Задание 1.
Перепишите часть фрагмента ниже, которая открывается словами «Я обращалась с» и завершается словами «моей книге событий.», заменив «францисканцы» на «капуцины».
Задание 2.
Кратко перескажите списком абзац фрагмента ниже, начинающийся словами «Я часто думаю о русских девушках», сохранив его основные факты.

Я обращалась с просьбой к одному профессору теологии, который ездил в Рим и на Святую Землю, попробовать разыскать в Риме Надю и Берто. Единственным «адресом», который Берто осторожно дал мне при нашей последней встрече, были «францисканцы в Риме». На свой запрос профессор получил несмелый ответ – да, тогда, в конце войны, здесь были люди, которые помогали беженцам. Беженцы прибывали отовсюду – из России, с Балкан, из лагерей – порой в жутком состоянии. Им выдавали необходимые документы, но сейчас о всех тех людях не осталось и следа. На тот момент прошло 10 лет после описанных в моей книге событий.

 

Я часто думаю о русских девушках, с которыми мне довелось познакомиться во время моего пребывания в Нюрнберге. О них я хочу сказать особо. Я слишком поздно стала понимать всю ценность тех встреч; тогда я наивно воспринимала многое, как само собой разумеющееся. Когда-то я была свидетельницей прихода Красной Армии в Польшу и последовавших высылок в Казахстан и Сибирь. Теперь в Нюрнберг привозили русских. Как и нас, поляков. Наш общий опыт – это целая глава моей жизни, целый мир. Русские девушки были в основном в возрасте 17 – 20 лет. Попадались и старше 40. Добрые, простые женщины, в большинстве своем страшно напуганные, и несмотря на это – полные доверия. Это доверие поражает, когда думаешь, из каких условий они приехали. Может быть, они надеялись, что в мире все-таки можно встретить кого-то, кому можно доверять? 

 

Они были прилежны, любили порядок, делали все возможное, чтобы скрасить как-то то время и превратить помещения, им предоставленные, в нормальное человеческое жилье. Они были преисполнены благодарности за любую помощь, любую поддержку.

Собранные данные.
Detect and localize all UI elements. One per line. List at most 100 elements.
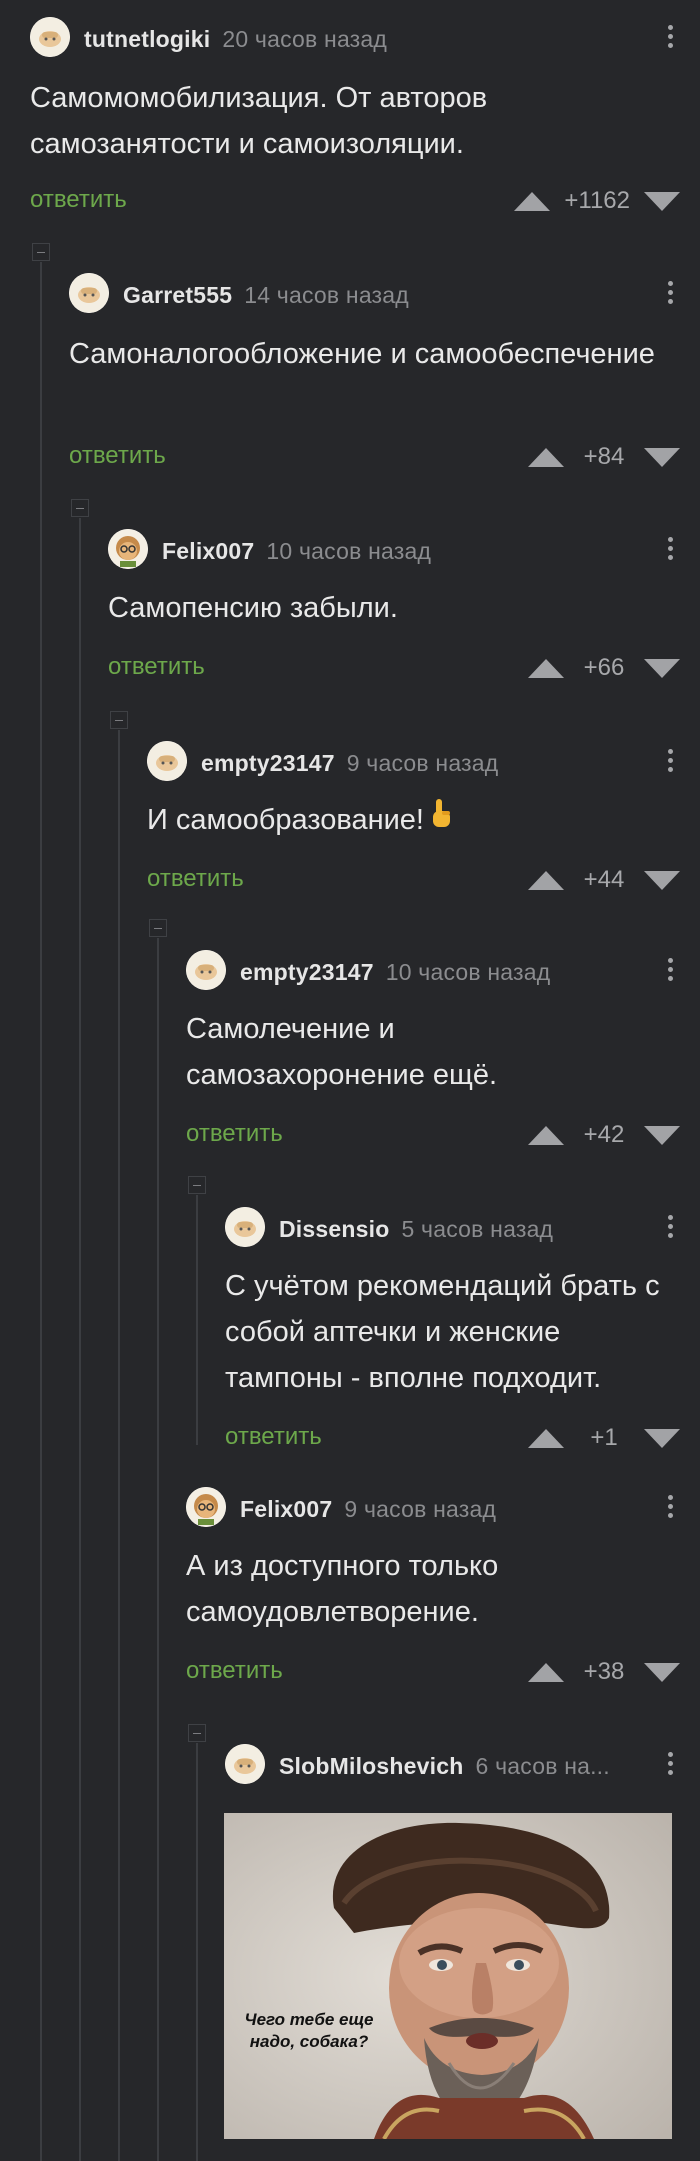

Итоговый ответ 1.
Я обращалась с просьбой к одному профессору теологии, который ездил в Рим и на Святую Землю, попробовать разыскать в Риме Надю и Берто. Единственным «адресом», который Берто осторожно дал мне при нашей последней встрече, были «капуцины в Риме». На свой запрос профессор получил несмелый ответ – да, тогда, в конце войны, здесь были люди, которые помогали беженцам. Беженцы прибывали отовсюду – из России, с Балкан, из лагерей – порой в жутком состоянии. Им выдавали необходимые документы, но сейчас о всех тех людях не осталось и следа. На тот момент прошло 10 лет после описанных в моей книге событий.

Итоговый ответ 2.
- Автор часто думает о русских девушках, с которыми познакомилась в Нюрнберге, и лишь поздно поняла ценность этих встреч.
- Раньше она видела приход Красной Армии в Польшу и последовавшие высылки в Казахстан и Сибирь; теперь в Нюрнберг привозили русских, как и поляков.
- Девушкам было в основном 17–20 лет, попадались и женщины старше 40.
- Это были добрые, простые женщины, в большинстве страшно напуганные, но полные доверия.